- **Exercise brief**
The complete listing should be copied out exactly.
■ ■ ■
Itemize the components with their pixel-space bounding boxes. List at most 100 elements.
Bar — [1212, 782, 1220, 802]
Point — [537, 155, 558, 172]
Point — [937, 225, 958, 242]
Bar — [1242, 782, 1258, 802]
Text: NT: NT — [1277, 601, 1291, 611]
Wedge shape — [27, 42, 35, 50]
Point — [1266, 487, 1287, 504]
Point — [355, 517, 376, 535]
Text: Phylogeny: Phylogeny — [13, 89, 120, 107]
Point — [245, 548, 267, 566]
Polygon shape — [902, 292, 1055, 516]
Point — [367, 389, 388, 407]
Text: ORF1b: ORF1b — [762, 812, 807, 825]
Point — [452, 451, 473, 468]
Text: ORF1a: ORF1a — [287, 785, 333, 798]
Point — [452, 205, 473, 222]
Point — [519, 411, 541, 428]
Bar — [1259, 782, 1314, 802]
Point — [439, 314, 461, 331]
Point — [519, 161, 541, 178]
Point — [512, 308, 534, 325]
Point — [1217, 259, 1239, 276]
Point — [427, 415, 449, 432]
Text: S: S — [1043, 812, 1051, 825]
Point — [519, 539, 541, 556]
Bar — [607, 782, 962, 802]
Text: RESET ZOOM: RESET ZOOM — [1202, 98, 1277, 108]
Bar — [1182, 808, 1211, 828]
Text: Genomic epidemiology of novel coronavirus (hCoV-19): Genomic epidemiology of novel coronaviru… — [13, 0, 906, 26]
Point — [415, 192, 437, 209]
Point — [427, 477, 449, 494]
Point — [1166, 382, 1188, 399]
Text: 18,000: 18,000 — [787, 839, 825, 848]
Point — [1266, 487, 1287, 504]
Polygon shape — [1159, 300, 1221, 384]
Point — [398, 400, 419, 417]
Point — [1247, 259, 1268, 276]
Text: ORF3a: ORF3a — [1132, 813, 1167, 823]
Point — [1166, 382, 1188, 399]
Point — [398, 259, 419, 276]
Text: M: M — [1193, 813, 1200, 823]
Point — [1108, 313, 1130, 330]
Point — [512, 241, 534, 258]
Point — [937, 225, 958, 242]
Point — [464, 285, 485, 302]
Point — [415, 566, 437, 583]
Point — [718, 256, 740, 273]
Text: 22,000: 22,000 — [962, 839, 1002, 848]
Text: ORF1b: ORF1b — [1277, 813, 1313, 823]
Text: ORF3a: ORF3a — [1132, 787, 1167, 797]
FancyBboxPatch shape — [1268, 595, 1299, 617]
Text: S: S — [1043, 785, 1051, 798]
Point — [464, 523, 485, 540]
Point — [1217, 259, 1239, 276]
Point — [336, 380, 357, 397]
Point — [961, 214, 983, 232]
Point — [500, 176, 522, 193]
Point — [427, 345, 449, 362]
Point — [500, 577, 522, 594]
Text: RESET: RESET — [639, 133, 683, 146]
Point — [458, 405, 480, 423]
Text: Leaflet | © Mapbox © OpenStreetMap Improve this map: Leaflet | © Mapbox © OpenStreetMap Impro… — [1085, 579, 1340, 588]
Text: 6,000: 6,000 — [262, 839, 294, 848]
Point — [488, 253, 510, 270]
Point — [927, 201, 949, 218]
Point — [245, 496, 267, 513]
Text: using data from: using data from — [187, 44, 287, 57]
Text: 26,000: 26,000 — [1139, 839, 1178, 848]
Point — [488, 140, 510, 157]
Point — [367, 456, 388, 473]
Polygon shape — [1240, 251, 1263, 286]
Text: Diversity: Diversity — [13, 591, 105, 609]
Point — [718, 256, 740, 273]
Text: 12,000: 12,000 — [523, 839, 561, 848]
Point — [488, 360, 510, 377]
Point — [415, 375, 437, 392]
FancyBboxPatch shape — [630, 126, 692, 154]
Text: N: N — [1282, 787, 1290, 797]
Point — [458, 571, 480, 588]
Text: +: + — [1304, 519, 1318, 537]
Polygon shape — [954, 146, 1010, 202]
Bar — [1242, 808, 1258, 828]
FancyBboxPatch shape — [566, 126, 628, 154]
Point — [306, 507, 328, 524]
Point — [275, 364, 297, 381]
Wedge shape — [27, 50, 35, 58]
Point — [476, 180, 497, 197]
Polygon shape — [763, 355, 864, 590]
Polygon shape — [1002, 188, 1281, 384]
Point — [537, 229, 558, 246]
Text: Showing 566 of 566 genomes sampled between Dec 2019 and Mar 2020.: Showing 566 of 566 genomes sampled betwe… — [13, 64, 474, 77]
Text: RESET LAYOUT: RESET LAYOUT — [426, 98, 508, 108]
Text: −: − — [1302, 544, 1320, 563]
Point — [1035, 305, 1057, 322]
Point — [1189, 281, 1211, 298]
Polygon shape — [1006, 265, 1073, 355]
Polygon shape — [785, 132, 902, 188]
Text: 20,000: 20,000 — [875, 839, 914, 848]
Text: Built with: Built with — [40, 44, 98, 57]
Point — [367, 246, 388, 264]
■ ■ ■
- **Exercise solution**
Itemize the components with their pixel-space bounding boxes. List at most 100 elements.
Bar — [1212, 782, 1220, 802]
Point — [537, 155, 558, 172]
Point — [937, 225, 958, 242]
Bar — [1242, 782, 1258, 802]
Text: NT: NT — [1277, 601, 1291, 611]
Wedge shape — [27, 42, 35, 50]
Point — [1266, 487, 1287, 504]
Point — [355, 517, 376, 535]
Text: Phylogeny: Phylogeny — [13, 89, 120, 107]
Point — [245, 548, 267, 566]
Polygon shape — [902, 292, 1055, 516]
Point — [367, 389, 388, 407]
Text: ORF1b: ORF1b — [762, 812, 807, 825]
Point — [452, 451, 473, 468]
Text: ORF1a: ORF1a — [287, 785, 333, 798]
Point — [452, 205, 473, 222]
Point — [519, 411, 541, 428]
Bar — [1259, 782, 1314, 802]
Point — [439, 314, 461, 331]
Point — [519, 161, 541, 178]
Point — [512, 308, 534, 325]
Point — [1217, 259, 1239, 276]
Point — [427, 415, 449, 432]
Text: S: S — [1043, 812, 1051, 825]
Point — [519, 539, 541, 556]
Bar — [607, 782, 962, 802]
Text: RESET ZOOM: RESET ZOOM — [1202, 98, 1277, 108]
Bar — [1182, 808, 1211, 828]
Text: Genomic epidemiology of novel coronavirus (hCoV-19): Genomic epidemiology of novel coronaviru… — [13, 0, 906, 26]
Point — [415, 192, 437, 209]
Point — [427, 477, 449, 494]
Point — [1166, 382, 1188, 399]
Text: 18,000: 18,000 — [787, 839, 825, 848]
Point — [1266, 487, 1287, 504]
Polygon shape — [1159, 300, 1221, 384]
Point — [398, 400, 419, 417]
Point — [1247, 259, 1268, 276]
Text: ORF3a: ORF3a — [1132, 813, 1167, 823]
Point — [1166, 382, 1188, 399]
Point — [398, 259, 419, 276]
Text: M: M — [1193, 813, 1200, 823]
Point — [1108, 313, 1130, 330]
Point — [512, 241, 534, 258]
Point — [937, 225, 958, 242]
Point — [464, 285, 485, 302]
Point — [415, 566, 437, 583]
Point — [718, 256, 740, 273]
Text: 22,000: 22,000 — [962, 839, 1002, 848]
Text: ORF1b: ORF1b — [1277, 813, 1313, 823]
Text: ORF3a: ORF3a — [1132, 787, 1167, 797]
FancyBboxPatch shape — [1268, 595, 1299, 617]
Text: S: S — [1043, 785, 1051, 798]
Point — [464, 523, 485, 540]
Point — [1217, 259, 1239, 276]
Point — [336, 380, 357, 397]
Point — [961, 214, 983, 232]
Point — [500, 176, 522, 193]
Point — [427, 345, 449, 362]
Point — [500, 577, 522, 594]
Text: RESET: RESET — [639, 133, 683, 146]
Point — [458, 405, 480, 423]
Text: Leaflet | © Mapbox © OpenStreetMap Improve this map: Leaflet | © Mapbox © OpenStreetMap Impro… — [1085, 579, 1340, 588]
Text: 6,000: 6,000 — [262, 839, 294, 848]
Point — [488, 253, 510, 270]
Point — [927, 201, 949, 218]
Point — [245, 496, 267, 513]
Text: using data from: using data from — [187, 44, 287, 57]
Text: 26,000: 26,000 — [1139, 839, 1178, 848]
Point — [488, 140, 510, 157]
Point — [367, 456, 388, 473]
Polygon shape — [1240, 251, 1263, 286]
Text: Diversity: Diversity — [13, 591, 105, 609]
Point — [718, 256, 740, 273]
Text: 12,000: 12,000 — [523, 839, 561, 848]
Point — [488, 360, 510, 377]
Point — [415, 375, 437, 392]
FancyBboxPatch shape — [630, 126, 692, 154]
Text: N: N — [1282, 787, 1290, 797]
Point — [458, 571, 480, 588]
Text: +: + — [1304, 519, 1318, 537]
Polygon shape — [954, 146, 1010, 202]
Bar — [1242, 808, 1258, 828]
FancyBboxPatch shape — [566, 126, 628, 154]
Point — [306, 507, 328, 524]
Point — [275, 364, 297, 381]
Wedge shape — [27, 50, 35, 58]
Point — [476, 180, 497, 197]
Polygon shape — [763, 355, 864, 590]
Polygon shape — [1002, 188, 1281, 384]
Point — [537, 229, 558, 246]
Text: Showing 566 of 566 genomes sampled between Dec 2019 and Mar 2020.: Showing 566 of 566 genomes sampled betwe… — [13, 64, 474, 77]
Text: RESET LAYOUT: RESET LAYOUT — [426, 98, 508, 108]
Text: −: − — [1302, 544, 1320, 563]
Point — [1035, 305, 1057, 322]
Point — [1189, 281, 1211, 298]
Polygon shape — [1006, 265, 1073, 355]
Polygon shape — [785, 132, 902, 188]
Text: 20,000: 20,000 — [875, 839, 914, 848]
Text: Built with: Built with — [40, 44, 98, 57]
Point — [367, 246, 388, 264]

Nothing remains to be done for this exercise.